Within the records below, find each line that holds the string "片恋テラリウム", then copy it.

--- START INFORMATION SHOWN ---

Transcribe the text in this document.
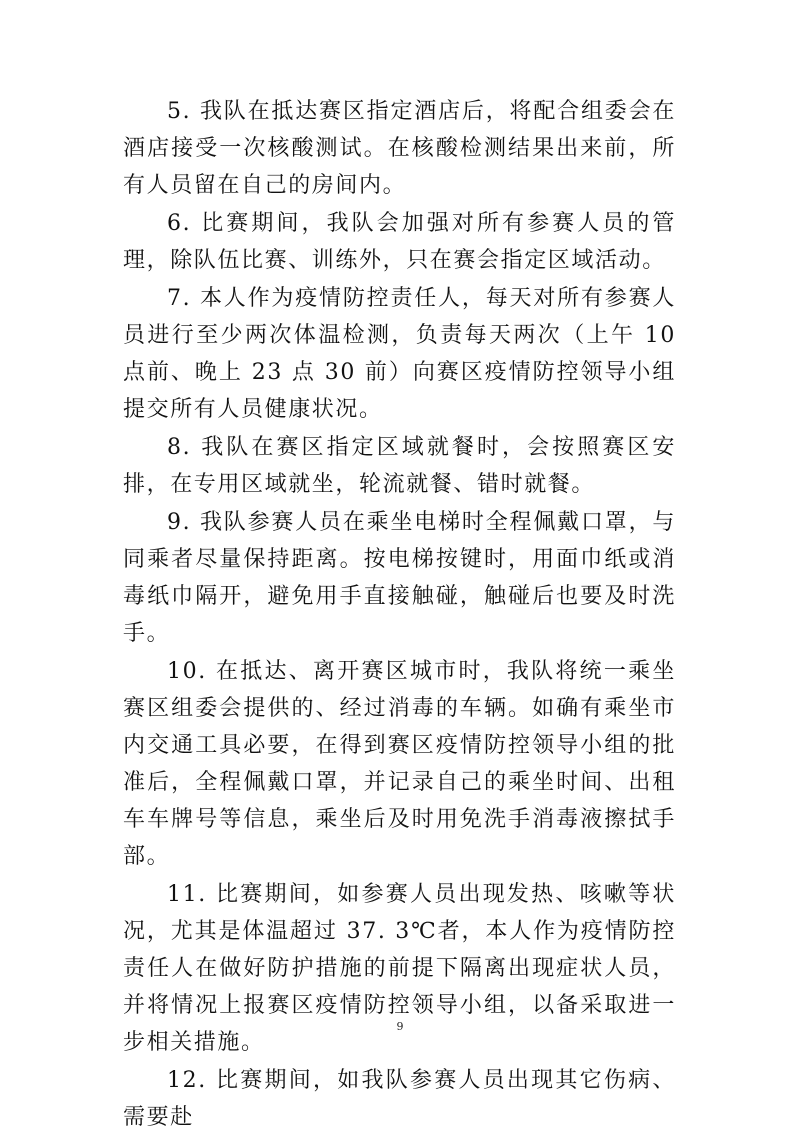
5. 我队在抵达赛区指定酒店后，将配合组委会在酒店接受一次核酸测试。在核酸检测结果出来前，所有人员留在自己的房间内。

6. 比赛期间，我队会加强对所有参赛人员的管理，除队伍比赛、训练外，只在赛会指定区域活动。

7. 本人作为疫情防控责任人，每天对所有参赛人员进行至少两次体温检测，负责每天两次（上午 10 点前、晚上 23 点 30 前）向赛区疫情防控领导小组提交所有人员健康状况。

8. 我队在赛区指定区域就餐时，会按照赛区安排，在专用区域就坐，轮流就餐、错时就餐。

9. 我队参赛人员在乘坐电梯时全程佩戴口罩，与同乘者尽量保持距离。按电梯按键时，用面巾纸或消毒纸巾隔开，避免用手直接触碰，触碰后也要及时洗手。

10. 在抵达、离开赛区城市时，我队将统一乘坐赛区组委会提供的、经过消毒的车辆。如确有乘坐市内交通工具必要，在得到赛区疫情防控领导小组的批准后，全程佩戴口罩，并记录自己的乘坐时间、出租车车牌号等信息，乘坐后及时用免洗手消毒液擦拭手部。

11. 比赛期间，如参赛人员出现发热、咳嗽等状况，尤其是体温超过 37. 3℃者，本人作为疫情防控责任人在做好防护措施的前提下隔离出现症状人员，并将情况上报赛区疫情防控领导小组，以备采取进一步相关措施。

12. 比赛期间，如我队参赛人员出现其它伤病、需要赴

9
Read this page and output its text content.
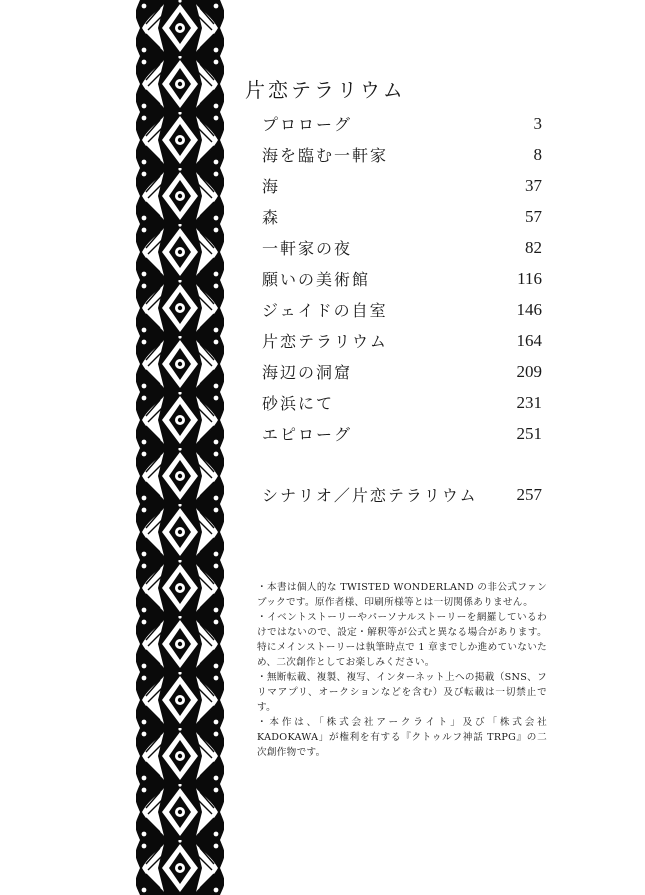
片恋テラリウム
プロローグ	3
海を臨む一軒家	8
海	37
森	57
一軒家の夜	82
願いの美術館	116
ジェイドの自室	146
片恋テラリウム	164
海辺の洞窟	209
砂浜にて	231
エピローグ	251
シナリオ／片恋テラリウム 257

・本書は個人的な TWISTED WONDERLAND の非公式ファンブックです。原作者様、印刷所様等とは一切関係ありません。

・イベントストーリーやパーソナルストーリーを網羅しているわけではないので、設定・解釈等が公式と異なる場合があります。特にメインストーリーは執筆時点で 1 章までしか進めていないため、二次創作としてお楽しみください。

・無断転載、複製、複写、インターネット上への掲載（SNS、フリマアプリ、オークションなどを含む）及び転載は一切禁止です。

・本作は、「株式会社アークライト」及び「株式会社 KADOKAWA」が権利を有する『クトゥルフ神話 TRPG』の二次創作物です。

--- END INFORMATION SHOWN ---

FINISHED EXERCISE
片恋テラリウム
片恋テラリウム	164
シナリオ／片恋テラリウム 257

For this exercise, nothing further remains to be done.